# WHAT IS REQUIRED:
Pictures do not belong in the copy, so please give every entry below again exactly.

--- Begin RECORD SET ---

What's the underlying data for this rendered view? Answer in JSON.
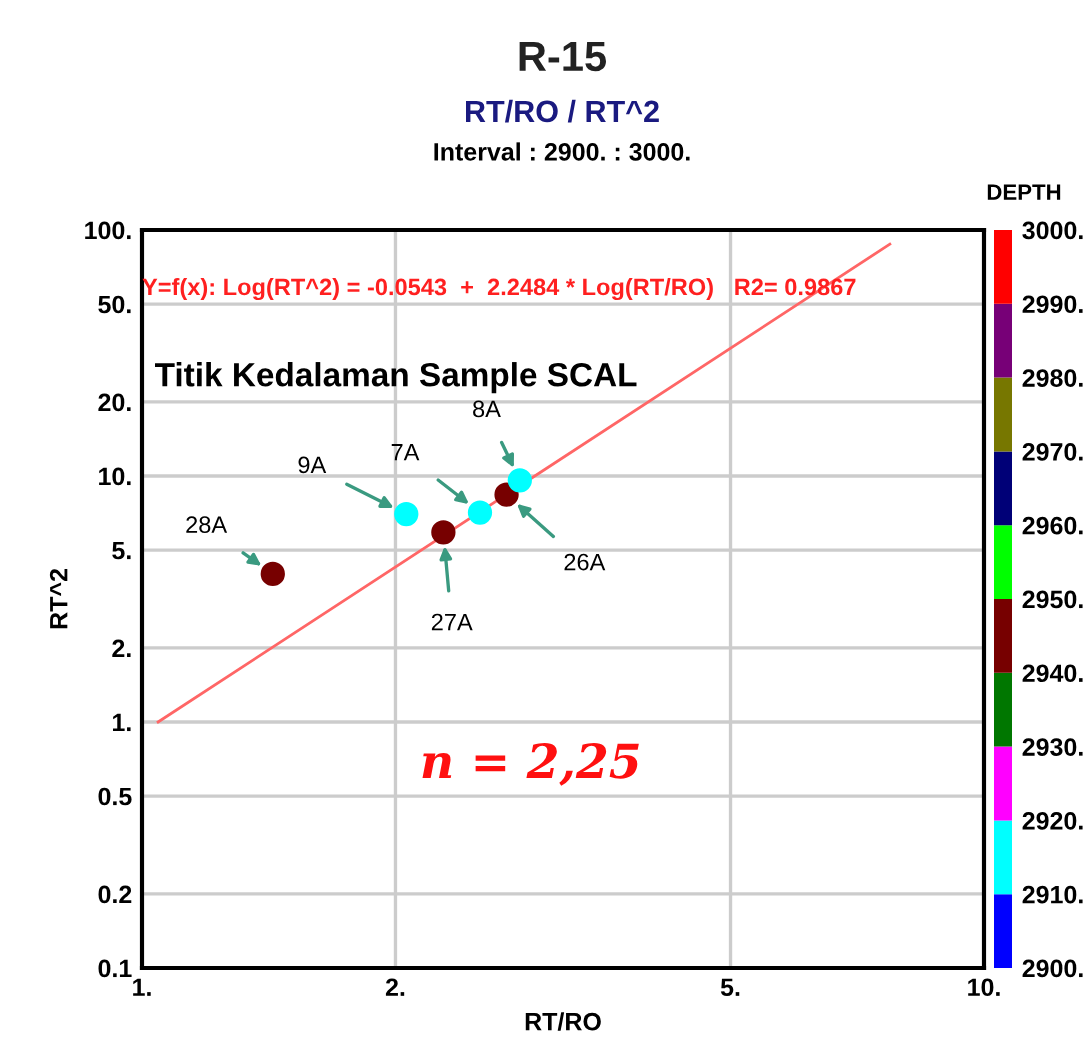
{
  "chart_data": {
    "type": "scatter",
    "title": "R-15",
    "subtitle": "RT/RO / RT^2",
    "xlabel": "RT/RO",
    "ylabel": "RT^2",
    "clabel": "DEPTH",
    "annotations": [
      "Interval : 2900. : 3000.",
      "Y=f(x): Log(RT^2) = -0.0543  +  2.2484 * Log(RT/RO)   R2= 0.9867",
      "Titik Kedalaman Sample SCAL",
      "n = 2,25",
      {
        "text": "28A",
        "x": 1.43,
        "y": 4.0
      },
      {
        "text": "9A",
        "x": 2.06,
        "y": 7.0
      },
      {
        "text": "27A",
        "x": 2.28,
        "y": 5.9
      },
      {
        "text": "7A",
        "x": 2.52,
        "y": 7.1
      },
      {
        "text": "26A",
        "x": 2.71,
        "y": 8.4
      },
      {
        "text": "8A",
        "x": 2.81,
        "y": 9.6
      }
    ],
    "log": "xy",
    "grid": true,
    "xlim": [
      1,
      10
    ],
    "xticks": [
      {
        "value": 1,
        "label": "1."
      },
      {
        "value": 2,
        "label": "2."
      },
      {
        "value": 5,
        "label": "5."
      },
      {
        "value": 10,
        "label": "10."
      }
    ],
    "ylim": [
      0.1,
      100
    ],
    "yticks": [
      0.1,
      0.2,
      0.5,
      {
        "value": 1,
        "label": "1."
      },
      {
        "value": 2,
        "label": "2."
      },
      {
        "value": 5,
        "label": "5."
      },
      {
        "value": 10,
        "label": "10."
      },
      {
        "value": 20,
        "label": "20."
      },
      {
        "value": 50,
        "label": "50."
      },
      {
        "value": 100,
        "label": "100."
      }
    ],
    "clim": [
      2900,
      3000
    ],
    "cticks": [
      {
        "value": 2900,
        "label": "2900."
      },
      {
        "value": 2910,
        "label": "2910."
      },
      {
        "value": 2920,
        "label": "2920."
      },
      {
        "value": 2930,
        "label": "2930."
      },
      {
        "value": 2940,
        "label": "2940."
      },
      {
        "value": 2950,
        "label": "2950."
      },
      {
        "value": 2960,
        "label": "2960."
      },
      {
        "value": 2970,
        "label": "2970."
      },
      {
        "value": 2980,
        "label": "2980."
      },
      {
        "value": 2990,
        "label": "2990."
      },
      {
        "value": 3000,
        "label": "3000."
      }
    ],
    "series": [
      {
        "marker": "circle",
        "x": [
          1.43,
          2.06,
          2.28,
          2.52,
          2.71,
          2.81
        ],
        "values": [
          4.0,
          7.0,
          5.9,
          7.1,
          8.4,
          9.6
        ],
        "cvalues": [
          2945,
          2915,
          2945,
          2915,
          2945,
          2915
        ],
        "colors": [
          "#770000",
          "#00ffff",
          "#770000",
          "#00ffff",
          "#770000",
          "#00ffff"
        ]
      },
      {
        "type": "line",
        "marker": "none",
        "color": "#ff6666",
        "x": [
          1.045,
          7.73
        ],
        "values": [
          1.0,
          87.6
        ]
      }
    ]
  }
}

--- End RECORD SET ---

# OUTPUT OF THE EXERCISE:
What's the underlying data for this rendered view? Answer in JSON.
{
  "chart_data": {
    "type": "scatter",
    "title": "R-15",
    "subtitle": "RT/RO / RT^2",
    "xlabel": "RT/RO",
    "ylabel": "RT^2",
    "clabel": "DEPTH",
    "annotations": [
      "Interval : 2900. : 3000.",
      "Y=f(x): Log(RT^2) = -0.0543  +  2.2484 * Log(RT/RO)   R2= 0.9867",
      "Titik Kedalaman Sample SCAL",
      "n = 2,25",
      {
        "text": "28A",
        "x": 1.43,
        "y": 4.0
      },
      {
        "text": "9A",
        "x": 2.06,
        "y": 7.0
      },
      {
        "text": "27A",
        "x": 2.28,
        "y": 5.9
      },
      {
        "text": "7A",
        "x": 2.52,
        "y": 7.1
      },
      {
        "text": "26A",
        "x": 2.71,
        "y": 8.4
      },
      {
        "text": "8A",
        "x": 2.81,
        "y": 9.6
      }
    ],
    "log": "xy",
    "grid": true,
    "xlim": [
      1,
      10
    ],
    "xticks": [
      {
        "value": 1,
        "label": "1."
      },
      {
        "value": 2,
        "label": "2."
      },
      {
        "value": 5,
        "label": "5."
      },
      {
        "value": 10,
        "label": "10."
      }
    ],
    "ylim": [
      0.1,
      100
    ],
    "yticks": [
      0.1,
      0.2,
      0.5,
      {
        "value": 1,
        "label": "1."
      },
      {
        "value": 2,
        "label": "2."
      },
      {
        "value": 5,
        "label": "5."
      },
      {
        "value": 10,
        "label": "10."
      },
      {
        "value": 20,
        "label": "20."
      },
      {
        "value": 50,
        "label": "50."
      },
      {
        "value": 100,
        "label": "100."
      }
    ],
    "clim": [
      2900,
      3000
    ],
    "cticks": [
      {
        "value": 2900,
        "label": "2900."
      },
      {
        "value": 2910,
        "label": "2910."
      },
      {
        "value": 2920,
        "label": "2920."
      },
      {
        "value": 2930,
        "label": "2930."
      },
      {
        "value": 2940,
        "label": "2940."
      },
      {
        "value": 2950,
        "label": "2950."
      },
      {
        "value": 2960,
        "label": "2960."
      },
      {
        "value": 2970,
        "label": "2970."
      },
      {
        "value": 2980,
        "label": "2980."
      },
      {
        "value": 2990,
        "label": "2990."
      },
      {
        "value": 3000,
        "label": "3000."
      }
    ],
    "series": [
      {
        "marker": "circle",
        "x": [
          1.43,
          2.06,
          2.28,
          2.52,
          2.71,
          2.81
        ],
        "values": [
          4.0,
          7.0,
          5.9,
          7.1,
          8.4,
          9.6
        ],
        "cvalues": [
          2945,
          2915,
          2945,
          2915,
          2945,
          2915
        ],
        "colors": [
          "#770000",
          "#00ffff",
          "#770000",
          "#00ffff",
          "#770000",
          "#00ffff"
        ]
      },
      {
        "type": "line",
        "marker": "none",
        "color": "#ff6666",
        "x": [
          1.045,
          7.73
        ],
        "values": [
          1.0,
          87.6
        ]
      }
    ]
  }
}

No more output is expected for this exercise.